Setze den unten stehenden Bericht über die Pilgeretappe ab Navarette fort. Beginne direkt nach seinem letzten Satz.

§ **Ausgewählter Auszug**
::::

John und Carles auf dem Weg
John und Carles auf dem Weg

Nach einer super erholsamen Nacht und einem feinen Frühstück ging es heute gegen 09:00 los. Gemeinsam liefen wir vier (John, Jordon, Carles und ich) aus Navarette. Kurz nach Ortsausgang schossen wir ein lustiges Foto mit Jordons Kamera. Auch dieses Foto werde ich erst hochladen können, wenn ich es in einem grösseren Format habe.


Das Wetter war sonnig, aber trotzdem sehr kalt. Bald ging jeder sein Tempo. Carles und John voraus, ich ungefähr 50 Meter hinter ihnen und etwa 100 Meter hinter mir der gemütlich pilgernde Jordon. Ich machte grosszügig Pausen und genoss immer wieder ein Stück meiner Lindt Schoggi, welche ich zuvor in Navarette gekauft hatte. Die schmeckte so gut wie nie. Ein Stück Heimat. Einfach toll. 

Das lange Stück der Autobahn entlang empfand ich dieses Mal schlimmer. Es liegt wahrscheinlich daran, dass es beim letzten Mal heiss und trocken war und Schatten nur eine Wunschvorstellung.


In Ventosa gönnte ich mir ein Stück Tortilla de patata und natürlich eine Cola. Nach der Pause pilgerte ich weiter und staunte nicht schlecht, als ich, vorbei an den Steinmännchen, auf dem Hügel Musik in den Ohren hatte. Es war definitiv keine Musik aus meinen Kopfhörern, die waren nicht in de Ohren. Da sass tatsächlich ein älterer Mann und spielte Gitarre, sang und spielte ab und zu auf seiner Mundharmonika. Was für eine tolle Begrüssung auf dem Hügel.

::::

§ **Bereitgestellte Zeilen**
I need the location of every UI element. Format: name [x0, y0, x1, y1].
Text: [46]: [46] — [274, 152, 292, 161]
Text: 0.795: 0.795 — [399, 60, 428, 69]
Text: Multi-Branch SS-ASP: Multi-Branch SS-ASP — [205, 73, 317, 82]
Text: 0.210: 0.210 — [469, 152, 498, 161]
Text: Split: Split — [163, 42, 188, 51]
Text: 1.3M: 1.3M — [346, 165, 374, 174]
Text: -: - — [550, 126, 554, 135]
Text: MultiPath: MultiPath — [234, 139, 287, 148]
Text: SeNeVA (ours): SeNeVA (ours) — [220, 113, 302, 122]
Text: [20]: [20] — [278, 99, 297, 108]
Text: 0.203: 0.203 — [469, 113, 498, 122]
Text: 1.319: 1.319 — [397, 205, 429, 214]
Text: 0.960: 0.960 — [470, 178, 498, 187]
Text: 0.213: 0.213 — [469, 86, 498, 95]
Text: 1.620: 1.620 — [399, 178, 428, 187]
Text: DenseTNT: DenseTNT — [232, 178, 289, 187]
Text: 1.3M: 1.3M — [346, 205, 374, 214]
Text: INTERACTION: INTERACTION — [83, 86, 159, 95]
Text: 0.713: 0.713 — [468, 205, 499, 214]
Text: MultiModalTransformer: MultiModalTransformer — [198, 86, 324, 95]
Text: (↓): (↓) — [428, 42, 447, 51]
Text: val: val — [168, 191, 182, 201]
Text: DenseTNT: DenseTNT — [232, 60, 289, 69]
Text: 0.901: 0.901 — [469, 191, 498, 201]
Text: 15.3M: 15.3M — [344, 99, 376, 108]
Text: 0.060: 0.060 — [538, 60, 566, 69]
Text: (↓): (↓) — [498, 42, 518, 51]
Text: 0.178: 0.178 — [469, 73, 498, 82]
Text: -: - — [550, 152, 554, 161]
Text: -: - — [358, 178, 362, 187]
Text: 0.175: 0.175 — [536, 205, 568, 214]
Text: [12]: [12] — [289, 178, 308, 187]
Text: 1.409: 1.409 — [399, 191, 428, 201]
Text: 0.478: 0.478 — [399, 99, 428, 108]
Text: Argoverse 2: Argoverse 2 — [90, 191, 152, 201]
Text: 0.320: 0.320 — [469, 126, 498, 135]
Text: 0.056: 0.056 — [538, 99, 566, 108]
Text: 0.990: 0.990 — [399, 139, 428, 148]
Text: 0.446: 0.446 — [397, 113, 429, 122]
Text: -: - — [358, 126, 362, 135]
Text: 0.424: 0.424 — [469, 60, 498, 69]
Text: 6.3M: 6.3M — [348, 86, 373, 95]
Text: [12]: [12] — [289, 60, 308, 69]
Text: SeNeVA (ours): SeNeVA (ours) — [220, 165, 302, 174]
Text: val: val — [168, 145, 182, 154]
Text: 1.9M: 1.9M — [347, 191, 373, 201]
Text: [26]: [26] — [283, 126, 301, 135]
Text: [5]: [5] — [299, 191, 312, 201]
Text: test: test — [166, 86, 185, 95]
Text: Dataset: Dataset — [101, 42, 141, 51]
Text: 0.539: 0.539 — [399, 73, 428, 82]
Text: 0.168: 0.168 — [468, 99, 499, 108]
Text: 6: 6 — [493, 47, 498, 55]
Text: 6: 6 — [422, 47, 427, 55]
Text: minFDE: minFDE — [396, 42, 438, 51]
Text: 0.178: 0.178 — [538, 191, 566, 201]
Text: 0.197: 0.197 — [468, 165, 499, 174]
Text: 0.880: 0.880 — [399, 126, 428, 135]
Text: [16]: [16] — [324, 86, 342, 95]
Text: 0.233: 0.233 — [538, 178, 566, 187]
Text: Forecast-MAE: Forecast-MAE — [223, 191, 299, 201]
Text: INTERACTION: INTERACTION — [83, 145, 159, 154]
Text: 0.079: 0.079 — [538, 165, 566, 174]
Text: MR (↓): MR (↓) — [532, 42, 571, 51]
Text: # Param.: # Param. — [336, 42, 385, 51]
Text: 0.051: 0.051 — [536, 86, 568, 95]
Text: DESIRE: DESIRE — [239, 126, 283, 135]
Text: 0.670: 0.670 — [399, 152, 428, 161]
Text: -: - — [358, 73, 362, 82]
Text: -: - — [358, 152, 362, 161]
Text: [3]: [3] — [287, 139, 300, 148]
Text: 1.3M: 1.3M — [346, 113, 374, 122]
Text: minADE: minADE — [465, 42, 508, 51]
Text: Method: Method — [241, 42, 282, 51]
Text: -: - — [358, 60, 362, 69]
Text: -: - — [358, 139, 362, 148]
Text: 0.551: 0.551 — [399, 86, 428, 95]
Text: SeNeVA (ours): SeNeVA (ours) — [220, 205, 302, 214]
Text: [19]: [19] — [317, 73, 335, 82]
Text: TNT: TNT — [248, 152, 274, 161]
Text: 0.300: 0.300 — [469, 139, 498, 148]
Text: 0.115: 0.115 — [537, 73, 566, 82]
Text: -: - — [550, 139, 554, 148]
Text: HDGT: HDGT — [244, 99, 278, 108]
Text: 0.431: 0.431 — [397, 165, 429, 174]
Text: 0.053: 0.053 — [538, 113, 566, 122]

::::

§ **Endgültige Antwort**
Weiter ging es durch die Weinreben von Rioja. Ich genoss die Stimmung und kam im Gegensatz zum letzten Mal, als ich mit Knieschmerzen hier war, sehr gut voran. Kurz vor Najéra fing es plötzlich wie aus Kübeln an zu regnen. Schnell packte ich meinen Regenschutz für den Rucksack und die Pellerine für mich aus und montierte alles.

Nachdem ich mit einem anderen Pilger in Najéra einen Kaffee getrunken hatte, wanderte ich weiter und hatte das Ziel Azofra bald in Sichtweite. Auf den letzten 3 Km begleitete mich Jordon. Wir plauderten und planten die nächsten Tage. Da sein Knie schmerzte und ich auch mein linkes Knie wieder anfing zu spüren, beschlossen wir, morgen mit dem Bus nach Burgos zu fahren, um dort 1. meinen Geburtstag zu feiern und 2. zwei Tage zu pausieren. Beide kennen wir die Route bis Burgos bereits. Den Rest möchte ich unbedingt laufen. Doch bevor ich weiterlaufe, muss sich mein Knie ganz erholen. Ich möchte auf keinen Fall abbrechen müssen. 

In Azofra angekommen, bezogen Jordon, John und ich unsere Betten in einer Pension. Wo Carles steckt wissen wir nicht. Wir hoffen jedoch, dass er einfach Lust hatte, alleine weiter zu gehen und ihm nichts passiert ist. 


Morgen gehts nach Burgos. Ich werde somit zwei Tage nicht pilgern. Die Blogposts sind die nächsten zwei Tage also kurz und knapp.


Erkenntnis des Tages:

Ich hätte noch so viel zu erzählen gehabt.